* **Requirement**: All of the entries must be reproduced exactly, with no images carried over.

-*-*-

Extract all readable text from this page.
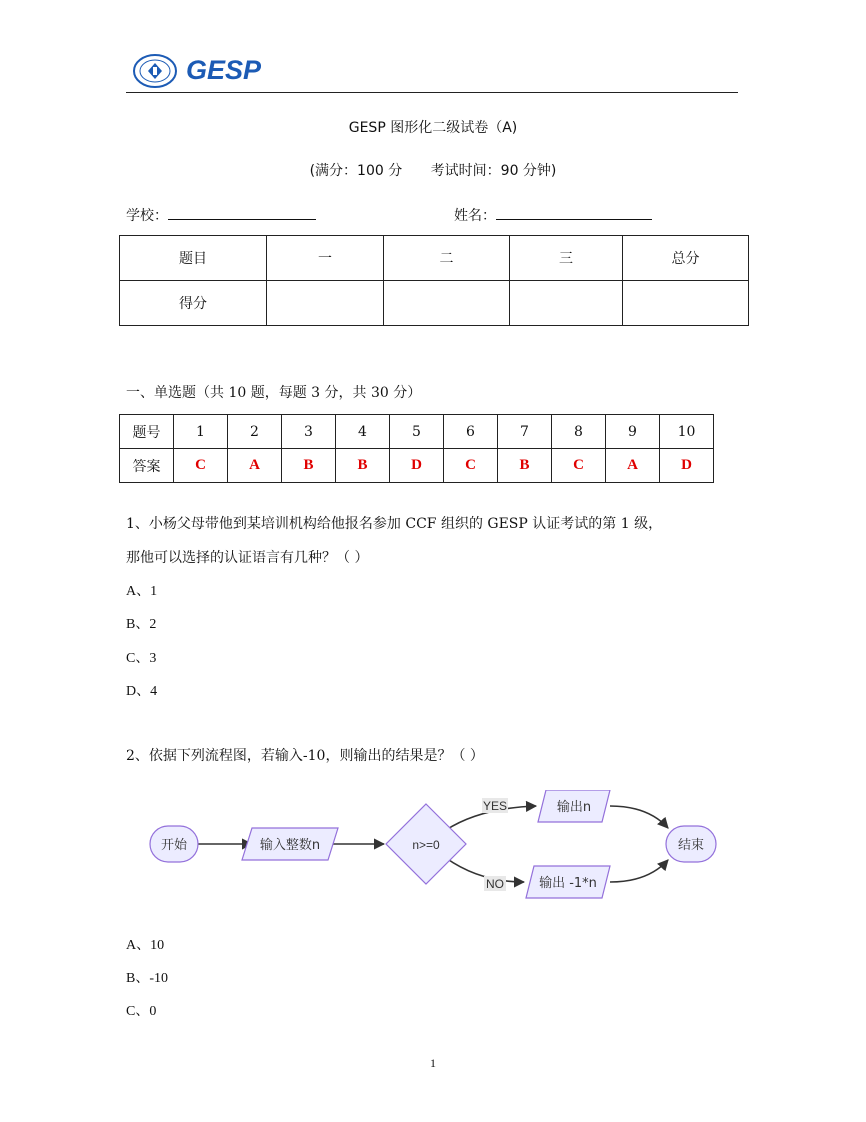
GESP
GESP 图形化二级试卷（A)
(满分：100 分 考试时间：90 分钟)
学校：	姓名：
题目	一	二	三	总分
得分				
一、单选题（共 10 题，每题 3 分，共 30 分）
题号	1	2	3	4	5	6	7	8	9	10
答案	C	A	B	B	D	C	B	C	A	D
1、小杨父母带他到某培训机构给他报名参加 CCF 组织的 GESP 认证考试的第 1 级，
那他可以选择的认证语言有几种？（ ）
A、1
B、2
C、3
D、4
2、依据下列流程图，若输入-10，则输出的结果是？（ ）
YES
NO
开始	输入整数n	n>=0
输出n
输出 -1*n
结束
A、10
B、-10
C、0
1
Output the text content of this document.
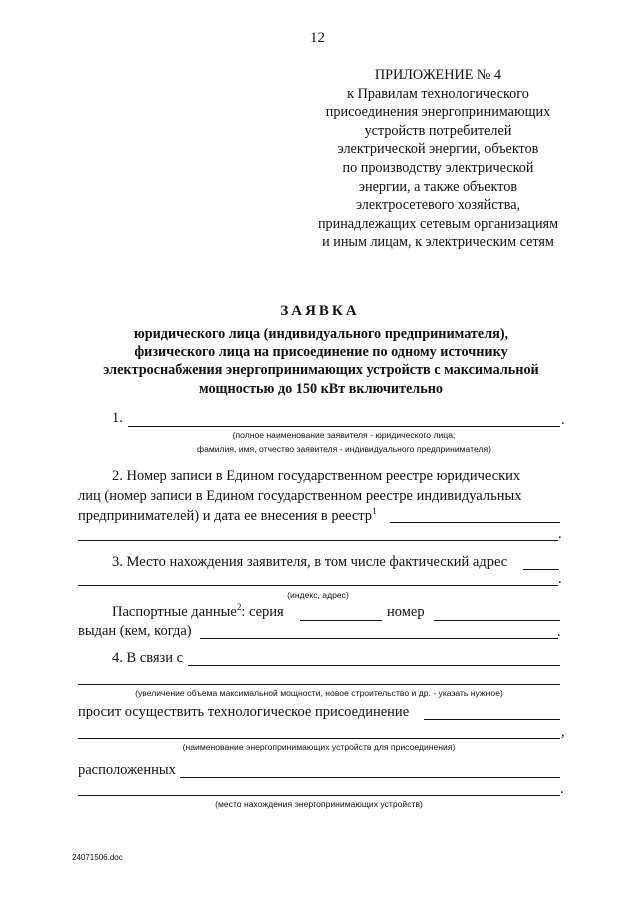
12
ПРИЛОЖЕНИЕ № 4
к Правилам технологического
присоединения энергопринимающих
устройств потребителей
электрической энергии, объектов
по производству электрической
энергии, а также объектов
электросетевого хозяйства,
принадлежащих сетевым организациям
и иным лицам, к электрическим сетям
ЗАЯВКА
юридического лица (индивидуального предпринимателя),
физического лица на присоединение по одному источнику
электроснабжения энергопринимающих устройств с максимальной
мощностью до 150 кВт включительно
1.	.
(полное наименование заявителя - юридического лица;
фамилия, имя, отчество заявителя - индивидуального предпринимателя)
2. Номер записи в Едином государственном реестре юридических
лиц (номер записи в Едином государственном реестре индивидуальных
предпринимателей) и дата ее внесения в реестр$^1$
.
3. Место нахождения заявителя, в том числе фактический адрес
.
(индекс, адрес)
Паспортные данные$^2$: серия	номер
выдан (кем, когда)	.
4. В связи с
(увеличение объема максимальной мощности, новое строительство и др. - указать нужное)
просит осуществить технологическое присоединение
,
(наименование энергопринимающих устройств для присоединения)
расположенных
.
(место нахождения энергопринимающих устройств)
24071506.doc
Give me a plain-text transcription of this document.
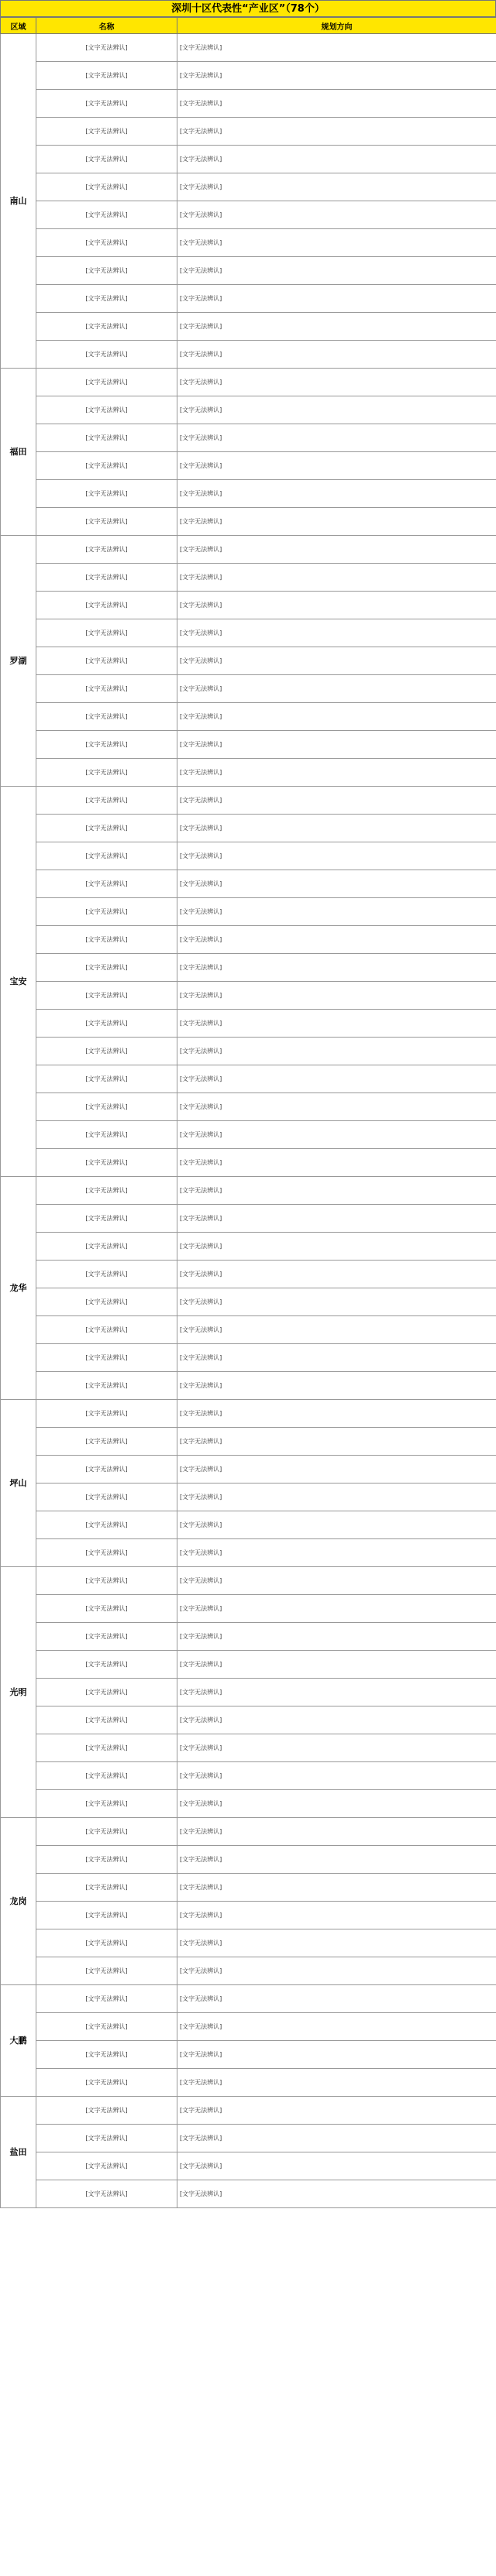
深圳十区代表性“产业区”（78个）
区域	名称	规划方向
南山	[文字无法辨认]	[文字无法辨认]
	[文字无法辨认]	[文字无法辨认]
	[文字无法辨认]	[文字无法辨认]
	[文字无法辨认]	[文字无法辨认]
	[文字无法辨认]	[文字无法辨认]
	[文字无法辨认]	[文字无法辨认]
	[文字无法辨认]	[文字无法辨认]
	[文字无法辨认]	[文字无法辨认]
	[文字无法辨认]	[文字无法辨认]
	[文字无法辨认]	[文字无法辨认]
	[文字无法辨认]	[文字无法辨认]
	[文字无法辨认]	[文字无法辨认]
福田	[文字无法辨认]	[文字无法辨认]
	[文字无法辨认]	[文字无法辨认]
	[文字无法辨认]	[文字无法辨认]
	[文字无法辨认]	[文字无法辨认]
	[文字无法辨认]	[文字无法辨认]
	[文字无法辨认]	[文字无法辨认]
罗湖	[文字无法辨认]	[文字无法辨认]
	[文字无法辨认]	[文字无法辨认]
	[文字无法辨认]	[文字无法辨认]
	[文字无法辨认]	[文字无法辨认]
	[文字无法辨认]	[文字无法辨认]
	[文字无法辨认]	[文字无法辨认]
	[文字无法辨认]	[文字无法辨认]
	[文字无法辨认]	[文字无法辨认]
	[文字无法辨认]	[文字无法辨认]
宝安	[文字无法辨认]	[文字无法辨认]
	[文字无法辨认]	[文字无法辨认]
	[文字无法辨认]	[文字无法辨认]
	[文字无法辨认]	[文字无法辨认]
	[文字无法辨认]	[文字无法辨认]
	[文字无法辨认]	[文字无法辨认]
	[文字无法辨认]	[文字无法辨认]
	[文字无法辨认]	[文字无法辨认]
	[文字无法辨认]	[文字无法辨认]
	[文字无法辨认]	[文字无法辨认]
	[文字无法辨认]	[文字无法辨认]
	[文字无法辨认]	[文字无法辨认]
	[文字无法辨认]	[文字无法辨认]
	[文字无法辨认]	[文字无法辨认]
龙华	[文字无法辨认]	[文字无法辨认]
	[文字无法辨认]	[文字无法辨认]
	[文字无法辨认]	[文字无法辨认]
	[文字无法辨认]	[文字无法辨认]
	[文字无法辨认]	[文字无法辨认]
	[文字无法辨认]	[文字无法辨认]
	[文字无法辨认]	[文字无法辨认]
	[文字无法辨认]	[文字无法辨认]
坪山	[文字无法辨认]	[文字无法辨认]
	[文字无法辨认]	[文字无法辨认]
	[文字无法辨认]	[文字无法辨认]
	[文字无法辨认]	[文字无法辨认]
	[文字无法辨认]	[文字无法辨认]
	[文字无法辨认]	[文字无法辨认]
光明	[文字无法辨认]	[文字无法辨认]
	[文字无法辨认]	[文字无法辨认]
	[文字无法辨认]	[文字无法辨认]
	[文字无法辨认]	[文字无法辨认]
	[文字无法辨认]	[文字无法辨认]
	[文字无法辨认]	[文字无法辨认]
	[文字无法辨认]	[文字无法辨认]
	[文字无法辨认]	[文字无法辨认]
	[文字无法辨认]	[文字无法辨认]
龙岗	[文字无法辨认]	[文字无法辨认]
	[文字无法辨认]	[文字无法辨认]
	[文字无法辨认]	[文字无法辨认]
	[文字无法辨认]	[文字无法辨认]
	[文字无法辨认]	[文字无法辨认]
	[文字无法辨认]	[文字无法辨认]
大鹏	[文字无法辨认]	[文字无法辨认]
	[文字无法辨认]	[文字无法辨认]
	[文字无法辨认]	[文字无法辨认]
	[文字无法辨认]	[文字无法辨认]
盐田	[文字无法辨认]	[文字无法辨认]
	[文字无法辨认]	[文字无法辨认]
	[文字无法辨认]	[文字无法辨认]
	[文字无法辨认]	[文字无法辨认]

-*-*-

* **Written response**:
Extract all readable text from this page.
GESP
GESP 图形化二级试卷（A)
(满分：100 分 考试时间：90 分钟)
学校：	姓名：
题目	一	二	三	总分
得分				
一、单选题（共 10 题，每题 3 分，共 30 分）
题号	1	2	3	4	5	6	7	8	9	10
答案	C	A	B	B	D	C	B	C	A	D
1、小杨父母带他到某培训机构给他报名参加 CCF 组织的 GESP 认证考试的第 1 级，
那他可以选择的认证语言有几种？（ ）
A、1
B、2
C、3
D、4
2、依据下列流程图，若输入-10，则输出的结果是？（ ）
YES
NO
开始	输入整数n	n>=0
输出n
输出 -1*n
结束
A、10
B、-10
C、0
1
Output the text content of this document.
12
ПРИЛОЖЕНИЕ № 4
к Правилам технологического
присоединения энергопринимающих
устройств потребителей
электрической энергии, объектов
по производству электрической
энергии, а также объектов
электросетевого хозяйства,
принадлежащих сетевым организациям
и иным лицам, к электрическим сетям
ЗАЯВКА
юридического лица (индивидуального предпринимателя),
физического лица на присоединение по одному источнику
электроснабжения энергопринимающих устройств с максимальной
мощностью до 150 кВт включительно
1.	.
(полное наименование заявителя - юридического лица;
фамилия, имя, отчество заявителя - индивидуального предпринимателя)
2. Номер записи в Едином государственном реестре юридических
лиц (номер записи в Едином государственном реестре индивидуальных
предпринимателей) и дата ее внесения в реестр$^1$
.
3. Место нахождения заявителя, в том числе фактический адрес
.
(индекс, адрес)
Паспортные данные$^2$: серия	номер
выдан (кем, когда)	.
4. В связи с
(увеличение объема максимальной мощности, новое строительство и др. - указать нужное)
просит осуществить технологическое присоединение
,
(наименование энергопринимающих устройств для присоединения)
расположенных
.
(место нахождения энергопринимающих устройств)
24071506.doc
Give me a plain-text transcription of this document.
深圳十区代表性“产业区”（78个）
区域	名称	规划方向
南山	[文字无法辨认]	[文字无法辨认]
	[文字无法辨认]	[文字无法辨认]
	[文字无法辨认]	[文字无法辨认]
	[文字无法辨认]	[文字无法辨认]
	[文字无法辨认]	[文字无法辨认]
	[文字无法辨认]	[文字无法辨认]
	[文字无法辨认]	[文字无法辨认]
	[文字无法辨认]	[文字无法辨认]
	[文字无法辨认]	[文字无法辨认]
	[文字无法辨认]	[文字无法辨认]
	[文字无法辨认]	[文字无法辨认]
	[文字无法辨认]	[文字无法辨认]
福田	[文字无法辨认]	[文字无法辨认]
	[文字无法辨认]	[文字无法辨认]
	[文字无法辨认]	[文字无法辨认]
	[文字无法辨认]	[文字无法辨认]
	[文字无法辨认]	[文字无法辨认]
	[文字无法辨认]	[文字无法辨认]
罗湖	[文字无法辨认]	[文字无法辨认]
	[文字无法辨认]	[文字无法辨认]
	[文字无法辨认]	[文字无法辨认]
	[文字无法辨认]	[文字无法辨认]
	[文字无法辨认]	[文字无法辨认]
	[文字无法辨认]	[文字无法辨认]
	[文字无法辨认]	[文字无法辨认]
	[文字无法辨认]	[文字无法辨认]
	[文字无法辨认]	[文字无法辨认]
宝安	[文字无法辨认]	[文字无法辨认]
	[文字无法辨认]	[文字无法辨认]
	[文字无法辨认]	[文字无法辨认]
	[文字无法辨认]	[文字无法辨认]
	[文字无法辨认]	[文字无法辨认]
	[文字无法辨认]	[文字无法辨认]
	[文字无法辨认]	[文字无法辨认]
	[文字无法辨认]	[文字无法辨认]
	[文字无法辨认]	[文字无法辨认]
	[文字无法辨认]	[文字无法辨认]
	[文字无法辨认]	[文字无法辨认]
	[文字无法辨认]	[文字无法辨认]
	[文字无法辨认]	[文字无法辨认]
	[文字无法辨认]	[文字无法辨认]
龙华	[文字无法辨认]	[文字无法辨认]
	[文字无法辨认]	[文字无法辨认]
	[文字无法辨认]	[文字无法辨认]
	[文字无法辨认]	[文字无法辨认]
	[文字无法辨认]	[文字无法辨认]
	[文字无法辨认]	[文字无法辨认]
	[文字无法辨认]	[文字无法辨认]
	[文字无法辨认]	[文字无法辨认]
坪山	[文字无法辨认]	[文字无法辨认]
	[文字无法辨认]	[文字无法辨认]
	[文字无法辨认]	[文字无法辨认]
	[文字无法辨认]	[文字无法辨认]
	[文字无法辨认]	[文字无法辨认]
	[文字无法辨认]	[文字无法辨认]
光明	[文字无法辨认]	[文字无法辨认]
	[文字无法辨认]	[文字无法辨认]
	[文字无法辨认]	[文字无法辨认]
	[文字无法辨认]	[文字无法辨认]
	[文字无法辨认]	[文字无法辨认]
	[文字无法辨认]	[文字无法辨认]
	[文字无法辨认]	[文字无法辨认]
	[文字无法辨认]	[文字无法辨认]
	[文字无法辨认]	[文字无法辨认]
龙岗	[文字无法辨认]	[文字无法辨认]
	[文字无法辨认]	[文字无法辨认]
	[文字无法辨认]	[文字无法辨认]
	[文字无法辨认]	[文字无法辨认]
	[文字无法辨认]	[文字无法辨认]
	[文字无法辨认]	[文字无法辨认]
大鹏	[文字无法辨认]	[文字无法辨认]
	[文字无法辨认]	[文字无法辨认]
	[文字无法辨认]	[文字无法辨认]
	[文字无法辨认]	[文字无法辨认]
盐田	[文字无法辨认]	[文字无法辨认]
	[文字无法辨认]	[文字无法辨认]
	[文字无法辨认]	[文字无法辨认]
	[文字无法辨认]	[文字无法辨认]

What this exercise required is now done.